■ **GIVEN INSTRUCTION**:
Gather up the lines that contain "Ferrand".

(begin)

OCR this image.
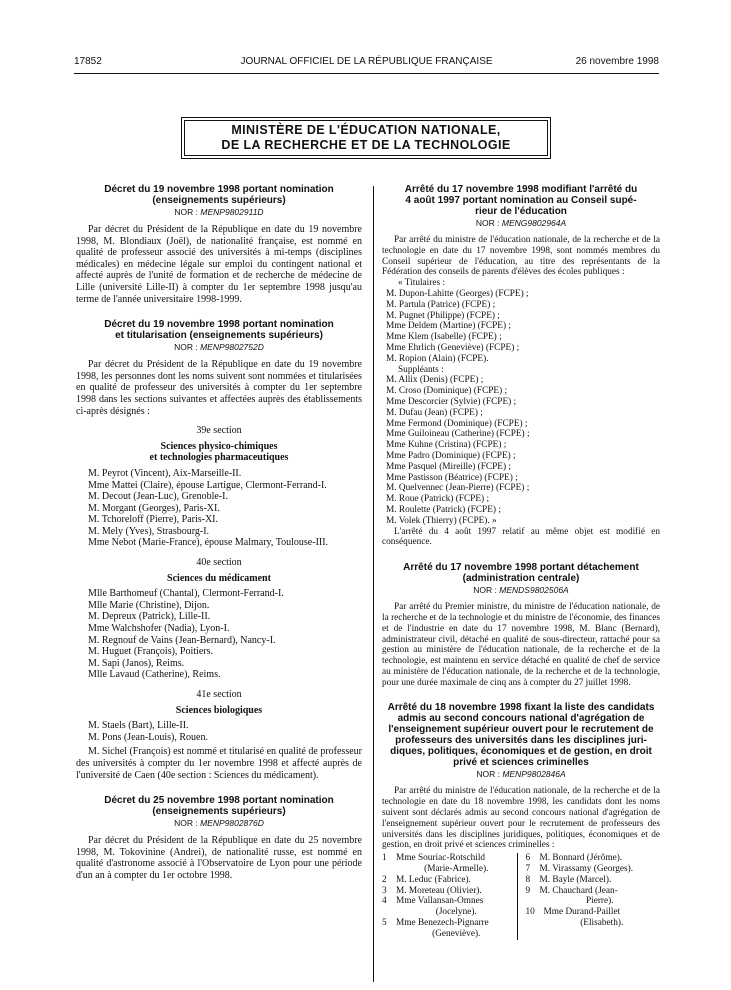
17852	JOURNAL OFFICIEL DE LA RÉPUBLIQUE FRANÇAISE	26 novembre 1998
MINISTÈRE DE L'ÉDUCATION NATIONALE,
DE LA RECHERCHE ET DE LA TECHNOLOGIE

Décret du 19 novembre 1998 portant nomination

(enseignements supérieurs)

NOR : MENP9802911D

Par décret du Président de la République en date du 19 novembre 1998, M. Blondiaux (Joël), de nationalité française, est nommé en qualité de professeur associé des universités à mi-temps (disciplines médicales) en médecine légale sur emploi du contingent national et affecté auprès de l'unité de formation et de recherche de médecine de Lille (université Lille-II) à compter du 1er septembre 1998 jusqu'au terme de l'année universitaire 1998-1999.

Décret du 19 novembre 1998 portant nomination

et titularisation (enseignements supérieurs)

NOR : MENP9802752D

Par décret du Président de la République en date du 19 novembre 1998, les personnes dont les noms suivent sont nommées et titularisées en qualité de professeur des universités à compter du 1er septembre 1998 dans les sections suivantes et affectées auprès des établissements ci-après désignés :

39e section

Sciences physico-chimiques

et technologies pharmaceutiques

M. Peyrot (Vincent), Aix-Marseille-II.
Mme Mattei (Claire), épouse Lartigue, Clermont-Ferrand-I.
M. Decout (Jean-Luc), Grenoble-I.
M. Morgant (Georges), Paris-XI.
M. Tchoreloff (Pierre), Paris-XI.
M. Mely (Yves), Strasbourg-I.
Mme Nebot (Marie-France), épouse Malmary, Toulouse-III.

40e section

Sciences du médicament

Mlle Barthomeuf (Chantal), Clermont-Ferrand-I.
Mlle Marie (Christine), Dijon.
M. Depreux (Patrick), Lille-II.
Mme Walchshofer (Nadia), Lyon-I.
M. Regnouf de Vains (Jean-Bernard), Nancy-I.
M. Huguet (François), Poitiers.
M. Sapi (Janos), Reims.
Mlle Lavaud (Catherine), Reims.

41e section

Sciences biologiques

M. Staels (Bart), Lille-II.
M. Pons (Jean-Louis), Rouen.

M. Sichel (François) est nommé et titularisé en qualité de professeur des universités à compter du 1er novembre 1998 et affecté auprès de l'université de Caen (40e section : Sciences du médicament).

Décret du 25 novembre 1998 portant nomination

(enseignements supérieurs)

NOR : MENP9802876D

Par décret du Président de la République en date du 25 novembre 1998, M. Tokovinine (Andrei), de nationalité russe, est nommé en qualité d'astronome associé à l'Observatoire de Lyon pour une période d'un an à compter du 1er octobre 1998.

Arrêté du 17 novembre 1998 modifiant l'arrêté du

4 août 1997 portant nomination au Conseil supé-

rieur de l'éducation

NOR : MENG9802964A

Par arrêté du ministre de l'éducation nationale, de la recherche et de la technologie en date du 17 novembre 1998, sont nommés membres du Conseil supérieur de l'éducation, au titre des représentants de la Fédération des conseils de parents d'élèves des écoles publiques :

« Titulaires :
M. Dupon-Lahitte (Georges) (FCPE) ;
M. Partula (Patrice) (FCPE) ;
M. Pugnet (Philippe) (FCPE) ;
Mme Deldem (Martine) (FCPE) ;
Mme Klem (Isabelle) (FCPE) ;
Mme Ehrlich (Geneviève) (FCPE) ;
M. Ropion (Alain) (FCPE).
Suppléants :
M. Allix (Denis) (FCPE) ;
M. Croso (Dominique) (FCPE) ;
Mme Descorcier (Sylvie) (FCPE) ;
M. Dufau (Jean) (FCPE) ;
Mme Fermond (Dominique) (FCPE) ;
Mme Guiloineau (Catherine) (FCPE) ;
Mme Kuhne (Cristina) (FCPE) ;
Mme Padro (Dominique) (FCPE) ;
Mme Pasquel (Mireille) (FCPE) ;
Mme Pastisson (Béatrice) (FCPE) ;
M. Quelvennec (Jean-Pierre) (FCPE) ;
M. Roue (Patrick) (FCPE) ;
M. Roulette (Patrick) (FCPE) ;
M. Volek (Thierry) (FCPE). »

L'arrêté du 4 août 1997 relatif au même objet est modifié en conséquence.

Arrêté du 17 novembre 1998 portant détachement

(administration centrale)

NOR : MENDS9802506A

Par arrêté du Premier ministre, du ministre de l'éducation nationale, de la recherche et de la technologie et du ministre de l'économie, des finances et de l'industrie en date du 17 novembre 1998, M. Blanc (Bernard), administrateur civil, détaché en qualité de sous-directeur, rattaché pour sa gestion au ministère de l'éducation nationale, de la recherche et de la technologie, est maintenu en service détaché en qualité de chef de service au ministère de l'éducation nationale, de la recherche et de la technologie, pour une durée maximale de cinq ans à compter du 27 juillet 1998.

Arrêté du 18 novembre 1998 fixant la liste des candidats

admis au second concours national d'agrégation de

l'enseignement supérieur ouvert pour le recrutement de

professeurs des universités dans les disciplines juri-

diques, politiques, économiques et de gestion, en droit

privé et sciences criminelles

NOR : MENP9802846A

Par arrêté du ministre de l'éducation nationale, de la recherche et de la technologie en date du 18 novembre 1998, les candidats dont les noms suivent sont déclarés admis au second concours national d'agrégation de l'enseignement supérieur ouvert pour le recrutement de professeurs des universités dans les disciplines juridiques, politiques, économiques et de gestion, en droit privé et sciences criminelles :

1	Mme Souriac-Rotschild
(Marie-Armelle).
2	M. Leduc (Fabrice).
3	M. Moreteau (Olivier).
4	Mme Vallansan-Omnes
(Jocelyne).
5	Mme Benezech-Pignarre
(Geneviève).
6	M. Bonnard (Jérôme).
7	M. Virassamy (Georges).
8	M. Bayle (Marcel).
9	M. Chauchard (Jean-
Pierre).
10 Mme Durand-Paillet
(Elisabeth).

(end)

■ **TASK RESPONSE**:
Mme Mattei (Claire), épouse Lartigue, Clermont-Ferrand-I.
Mlle Barthomeuf (Chantal), Clermont-Ferrand-I.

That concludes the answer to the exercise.